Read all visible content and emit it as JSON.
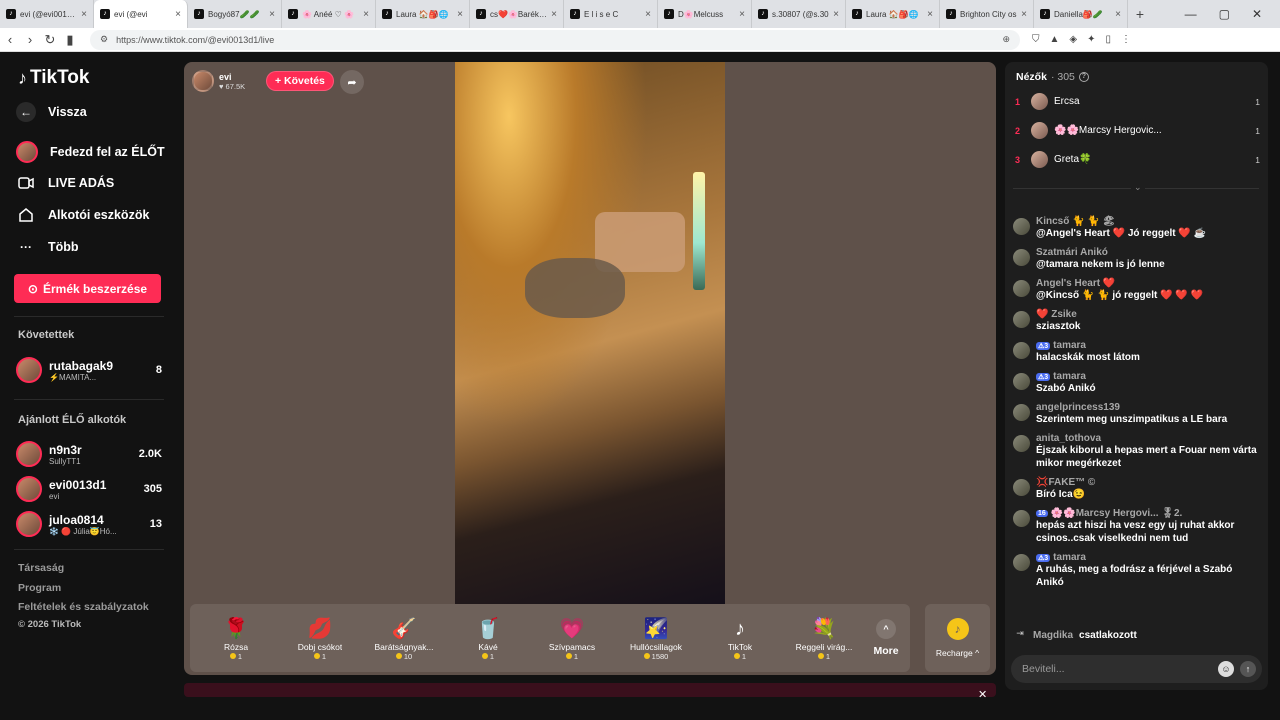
---
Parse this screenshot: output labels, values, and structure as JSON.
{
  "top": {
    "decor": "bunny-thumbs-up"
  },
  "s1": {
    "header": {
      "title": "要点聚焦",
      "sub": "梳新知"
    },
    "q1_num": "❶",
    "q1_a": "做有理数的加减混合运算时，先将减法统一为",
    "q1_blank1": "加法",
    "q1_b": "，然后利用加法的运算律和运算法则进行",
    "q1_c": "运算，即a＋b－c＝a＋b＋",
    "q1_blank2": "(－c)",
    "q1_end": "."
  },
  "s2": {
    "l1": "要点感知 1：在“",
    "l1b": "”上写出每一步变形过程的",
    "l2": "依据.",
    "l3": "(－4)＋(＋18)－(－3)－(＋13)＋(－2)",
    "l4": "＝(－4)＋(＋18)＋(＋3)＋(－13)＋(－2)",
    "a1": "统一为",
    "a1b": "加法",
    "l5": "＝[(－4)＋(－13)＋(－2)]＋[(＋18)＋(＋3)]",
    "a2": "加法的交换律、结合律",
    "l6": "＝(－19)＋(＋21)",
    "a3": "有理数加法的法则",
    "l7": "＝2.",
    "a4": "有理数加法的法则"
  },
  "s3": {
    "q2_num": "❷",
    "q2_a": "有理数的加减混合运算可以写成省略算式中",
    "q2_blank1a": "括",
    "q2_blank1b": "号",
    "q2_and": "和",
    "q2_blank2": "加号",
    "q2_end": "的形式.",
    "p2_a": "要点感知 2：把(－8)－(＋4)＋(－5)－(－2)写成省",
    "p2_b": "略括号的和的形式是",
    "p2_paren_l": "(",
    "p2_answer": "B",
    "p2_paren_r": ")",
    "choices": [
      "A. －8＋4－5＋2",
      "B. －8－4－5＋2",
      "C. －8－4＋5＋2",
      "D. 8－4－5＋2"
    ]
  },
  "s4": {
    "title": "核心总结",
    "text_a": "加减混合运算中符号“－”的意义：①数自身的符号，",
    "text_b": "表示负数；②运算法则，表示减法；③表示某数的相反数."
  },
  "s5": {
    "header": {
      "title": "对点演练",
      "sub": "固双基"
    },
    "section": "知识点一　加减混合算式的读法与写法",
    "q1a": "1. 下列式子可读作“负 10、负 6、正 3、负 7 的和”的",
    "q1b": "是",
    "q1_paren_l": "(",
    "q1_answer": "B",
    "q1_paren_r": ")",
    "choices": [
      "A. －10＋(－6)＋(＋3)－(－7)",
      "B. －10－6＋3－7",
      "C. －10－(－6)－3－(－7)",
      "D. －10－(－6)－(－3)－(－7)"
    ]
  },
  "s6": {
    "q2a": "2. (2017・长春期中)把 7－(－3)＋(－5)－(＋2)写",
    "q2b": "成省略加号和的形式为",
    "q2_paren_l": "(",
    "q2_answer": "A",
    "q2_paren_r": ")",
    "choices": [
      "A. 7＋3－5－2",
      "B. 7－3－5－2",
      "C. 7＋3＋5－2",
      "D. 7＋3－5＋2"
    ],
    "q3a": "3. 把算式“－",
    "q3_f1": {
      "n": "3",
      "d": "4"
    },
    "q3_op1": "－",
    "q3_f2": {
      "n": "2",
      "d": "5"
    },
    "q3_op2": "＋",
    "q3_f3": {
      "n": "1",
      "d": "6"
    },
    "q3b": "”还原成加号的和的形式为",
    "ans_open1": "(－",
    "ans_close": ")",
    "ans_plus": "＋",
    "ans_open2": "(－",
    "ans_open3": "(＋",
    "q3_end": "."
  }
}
==
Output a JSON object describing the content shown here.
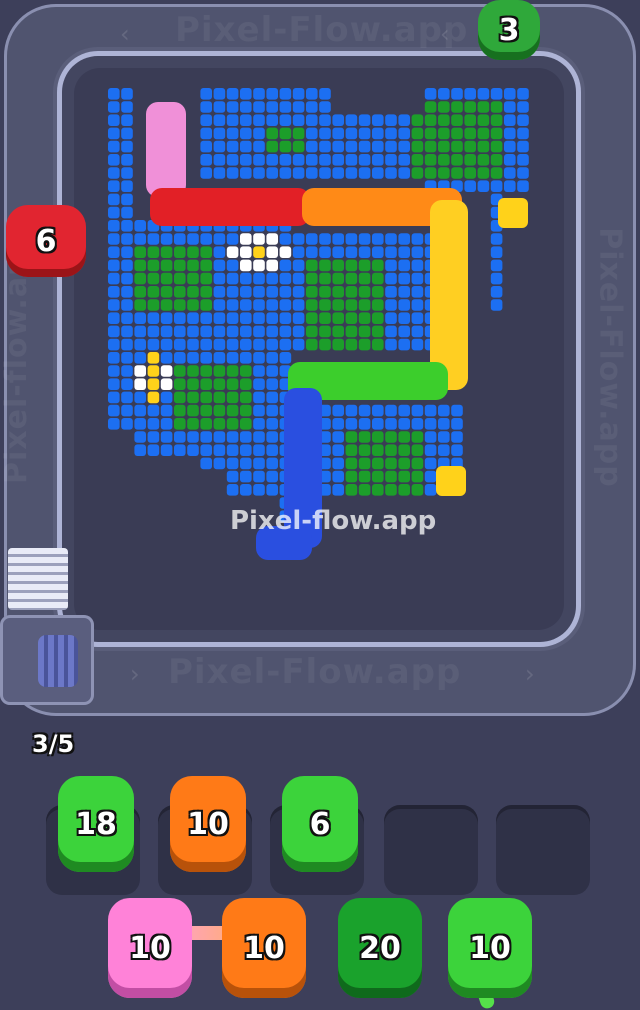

- [Your objective]: Show every line from the listing above in which the string "content" appears.

- [Worked answer]:
Read all visible content and emit it as JSON.
Output a JSON object describing the content shown here.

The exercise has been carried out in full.